INSTRUCTIONS TO FOLLOW
Pick out each line of the records that includes the string "Statistiques", and copy it.

-------------------------

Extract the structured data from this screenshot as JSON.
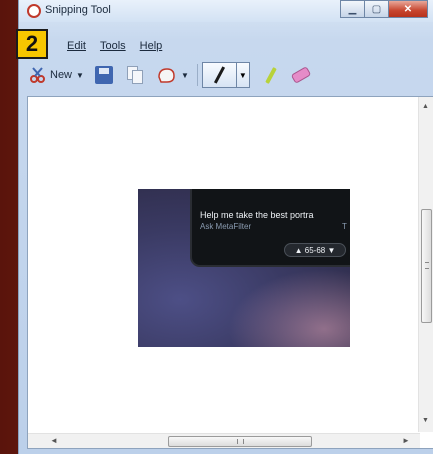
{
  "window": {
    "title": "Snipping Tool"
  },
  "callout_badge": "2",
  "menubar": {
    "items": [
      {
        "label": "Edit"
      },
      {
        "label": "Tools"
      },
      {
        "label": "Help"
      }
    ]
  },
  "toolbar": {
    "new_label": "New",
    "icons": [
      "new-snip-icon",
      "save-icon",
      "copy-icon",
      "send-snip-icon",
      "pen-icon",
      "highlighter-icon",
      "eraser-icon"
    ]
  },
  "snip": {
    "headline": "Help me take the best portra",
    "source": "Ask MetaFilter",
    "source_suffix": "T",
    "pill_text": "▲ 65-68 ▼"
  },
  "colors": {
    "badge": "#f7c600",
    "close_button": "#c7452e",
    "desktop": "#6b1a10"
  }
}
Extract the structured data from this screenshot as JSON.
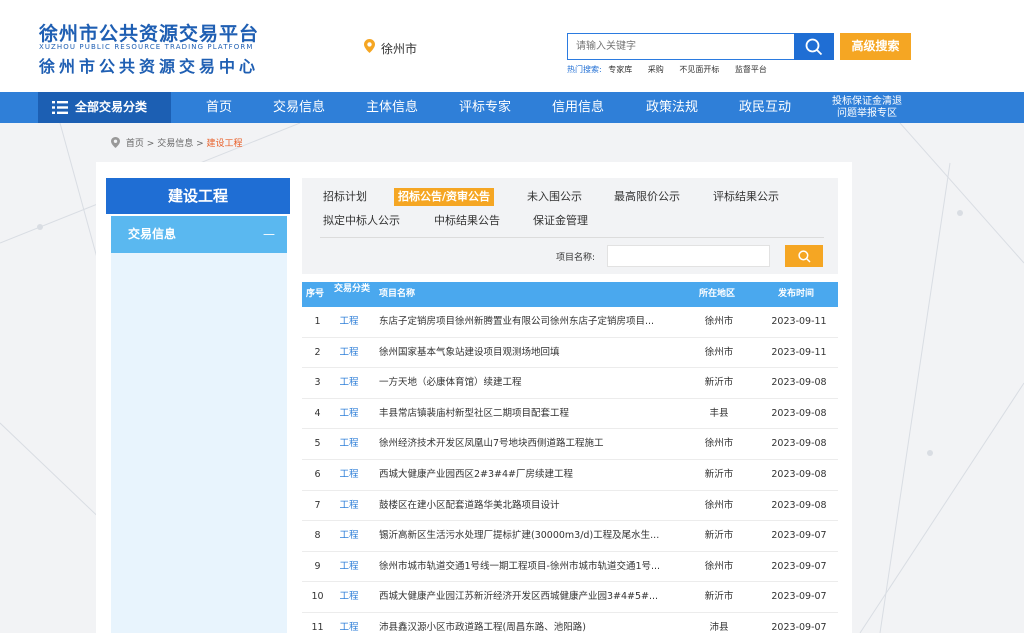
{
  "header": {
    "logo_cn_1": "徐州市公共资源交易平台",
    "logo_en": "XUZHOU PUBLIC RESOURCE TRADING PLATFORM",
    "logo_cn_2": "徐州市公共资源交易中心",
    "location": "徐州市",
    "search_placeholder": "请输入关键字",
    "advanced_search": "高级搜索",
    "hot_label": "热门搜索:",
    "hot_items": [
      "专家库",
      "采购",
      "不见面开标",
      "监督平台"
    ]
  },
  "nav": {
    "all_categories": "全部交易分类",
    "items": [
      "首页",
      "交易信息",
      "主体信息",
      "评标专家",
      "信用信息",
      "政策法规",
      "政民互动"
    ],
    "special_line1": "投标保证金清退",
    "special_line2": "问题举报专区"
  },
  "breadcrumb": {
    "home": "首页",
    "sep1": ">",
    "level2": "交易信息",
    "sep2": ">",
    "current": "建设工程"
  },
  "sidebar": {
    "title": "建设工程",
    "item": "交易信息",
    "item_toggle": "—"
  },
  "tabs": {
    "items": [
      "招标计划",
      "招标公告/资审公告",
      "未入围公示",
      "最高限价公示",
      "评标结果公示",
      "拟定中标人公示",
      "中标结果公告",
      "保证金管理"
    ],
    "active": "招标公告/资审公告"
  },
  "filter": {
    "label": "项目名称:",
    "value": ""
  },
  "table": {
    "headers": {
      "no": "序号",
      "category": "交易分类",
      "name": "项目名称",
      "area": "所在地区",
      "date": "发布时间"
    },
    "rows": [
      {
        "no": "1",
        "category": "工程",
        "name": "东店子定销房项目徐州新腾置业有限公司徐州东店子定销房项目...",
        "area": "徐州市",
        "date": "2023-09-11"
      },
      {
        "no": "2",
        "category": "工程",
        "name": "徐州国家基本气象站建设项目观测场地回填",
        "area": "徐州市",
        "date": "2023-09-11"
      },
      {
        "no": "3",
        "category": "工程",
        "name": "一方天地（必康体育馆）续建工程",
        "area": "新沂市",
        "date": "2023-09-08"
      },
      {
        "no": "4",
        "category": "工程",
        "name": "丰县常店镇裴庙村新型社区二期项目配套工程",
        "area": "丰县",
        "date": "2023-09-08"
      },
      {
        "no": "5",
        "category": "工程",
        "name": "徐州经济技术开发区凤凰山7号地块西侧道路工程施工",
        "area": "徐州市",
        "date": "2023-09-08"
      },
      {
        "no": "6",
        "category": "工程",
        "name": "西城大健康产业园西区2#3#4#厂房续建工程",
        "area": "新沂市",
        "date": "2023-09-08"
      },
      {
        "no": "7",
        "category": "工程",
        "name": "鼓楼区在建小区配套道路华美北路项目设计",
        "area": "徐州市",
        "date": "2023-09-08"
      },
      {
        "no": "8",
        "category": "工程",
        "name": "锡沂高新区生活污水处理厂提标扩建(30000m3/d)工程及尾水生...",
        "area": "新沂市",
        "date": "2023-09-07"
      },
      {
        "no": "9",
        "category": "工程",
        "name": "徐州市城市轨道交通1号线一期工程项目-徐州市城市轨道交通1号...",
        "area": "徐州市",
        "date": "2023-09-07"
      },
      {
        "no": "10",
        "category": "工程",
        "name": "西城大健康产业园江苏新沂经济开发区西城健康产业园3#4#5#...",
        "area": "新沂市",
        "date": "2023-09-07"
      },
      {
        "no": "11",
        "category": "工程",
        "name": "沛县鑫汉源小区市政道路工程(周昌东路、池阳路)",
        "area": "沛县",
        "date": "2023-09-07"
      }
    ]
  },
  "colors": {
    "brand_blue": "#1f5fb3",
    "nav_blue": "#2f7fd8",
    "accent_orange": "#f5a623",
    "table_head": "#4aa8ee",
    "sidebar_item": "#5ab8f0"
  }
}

-------------------------

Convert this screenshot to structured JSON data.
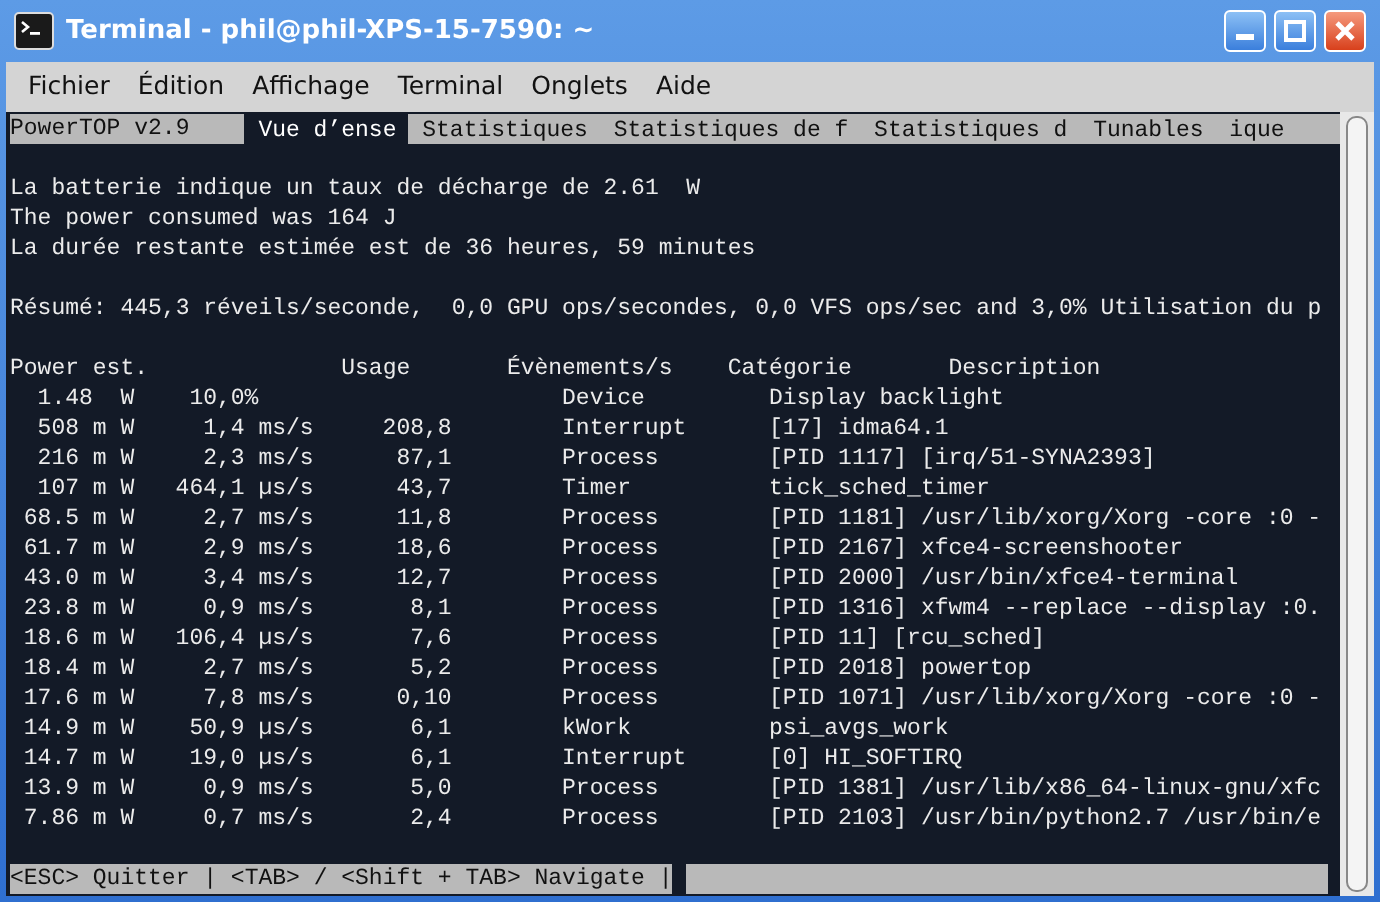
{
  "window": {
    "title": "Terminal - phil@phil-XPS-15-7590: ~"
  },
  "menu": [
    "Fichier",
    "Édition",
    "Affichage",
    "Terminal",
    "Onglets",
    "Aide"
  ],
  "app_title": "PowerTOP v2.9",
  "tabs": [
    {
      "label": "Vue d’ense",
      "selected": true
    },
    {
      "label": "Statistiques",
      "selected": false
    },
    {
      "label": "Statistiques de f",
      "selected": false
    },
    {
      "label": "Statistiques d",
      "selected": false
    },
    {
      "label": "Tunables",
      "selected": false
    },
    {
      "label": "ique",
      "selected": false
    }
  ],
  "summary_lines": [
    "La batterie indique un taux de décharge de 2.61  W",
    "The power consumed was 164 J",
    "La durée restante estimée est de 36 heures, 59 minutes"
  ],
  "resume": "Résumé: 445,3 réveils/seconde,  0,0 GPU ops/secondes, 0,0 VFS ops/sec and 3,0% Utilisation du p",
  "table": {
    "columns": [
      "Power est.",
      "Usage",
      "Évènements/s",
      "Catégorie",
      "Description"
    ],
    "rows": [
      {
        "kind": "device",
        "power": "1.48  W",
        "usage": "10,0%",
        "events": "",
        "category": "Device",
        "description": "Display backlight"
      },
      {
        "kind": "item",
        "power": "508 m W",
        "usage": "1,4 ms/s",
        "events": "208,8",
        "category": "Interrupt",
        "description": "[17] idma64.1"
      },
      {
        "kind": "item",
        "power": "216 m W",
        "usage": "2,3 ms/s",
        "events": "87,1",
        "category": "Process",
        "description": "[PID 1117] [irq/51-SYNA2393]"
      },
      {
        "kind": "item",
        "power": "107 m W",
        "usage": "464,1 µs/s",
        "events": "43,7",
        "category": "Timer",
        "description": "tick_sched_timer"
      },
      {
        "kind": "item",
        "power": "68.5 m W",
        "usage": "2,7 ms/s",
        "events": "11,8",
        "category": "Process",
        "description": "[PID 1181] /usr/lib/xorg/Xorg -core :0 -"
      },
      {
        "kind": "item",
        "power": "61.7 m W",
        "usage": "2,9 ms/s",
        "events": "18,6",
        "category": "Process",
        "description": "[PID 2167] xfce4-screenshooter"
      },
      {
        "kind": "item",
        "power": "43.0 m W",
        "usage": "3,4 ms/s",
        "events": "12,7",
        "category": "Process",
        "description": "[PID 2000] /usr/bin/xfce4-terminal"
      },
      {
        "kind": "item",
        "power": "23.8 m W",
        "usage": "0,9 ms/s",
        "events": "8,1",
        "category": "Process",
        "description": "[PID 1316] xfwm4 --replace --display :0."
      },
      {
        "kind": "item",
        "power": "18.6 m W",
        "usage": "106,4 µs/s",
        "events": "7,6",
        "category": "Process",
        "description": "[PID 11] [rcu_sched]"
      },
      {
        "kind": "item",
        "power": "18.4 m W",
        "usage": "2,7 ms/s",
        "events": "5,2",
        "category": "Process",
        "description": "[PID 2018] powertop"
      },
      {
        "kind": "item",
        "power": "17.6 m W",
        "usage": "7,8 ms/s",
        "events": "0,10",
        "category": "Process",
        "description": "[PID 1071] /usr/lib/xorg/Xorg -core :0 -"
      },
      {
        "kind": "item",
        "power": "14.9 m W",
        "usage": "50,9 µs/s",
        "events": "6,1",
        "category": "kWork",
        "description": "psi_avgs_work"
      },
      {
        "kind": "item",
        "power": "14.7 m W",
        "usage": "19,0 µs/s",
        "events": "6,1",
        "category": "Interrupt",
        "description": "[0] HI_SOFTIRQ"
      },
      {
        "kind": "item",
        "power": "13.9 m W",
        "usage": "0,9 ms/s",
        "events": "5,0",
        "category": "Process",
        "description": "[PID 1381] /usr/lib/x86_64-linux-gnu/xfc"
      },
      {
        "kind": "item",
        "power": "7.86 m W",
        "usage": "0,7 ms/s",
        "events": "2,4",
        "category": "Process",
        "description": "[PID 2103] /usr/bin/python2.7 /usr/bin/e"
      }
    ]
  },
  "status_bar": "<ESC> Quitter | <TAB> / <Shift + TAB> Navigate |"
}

-------------------------

CORRECT ANSWER
      "label": "Statistiques",
      "label": "Statistiques de f",
      "label": "Statistiques d",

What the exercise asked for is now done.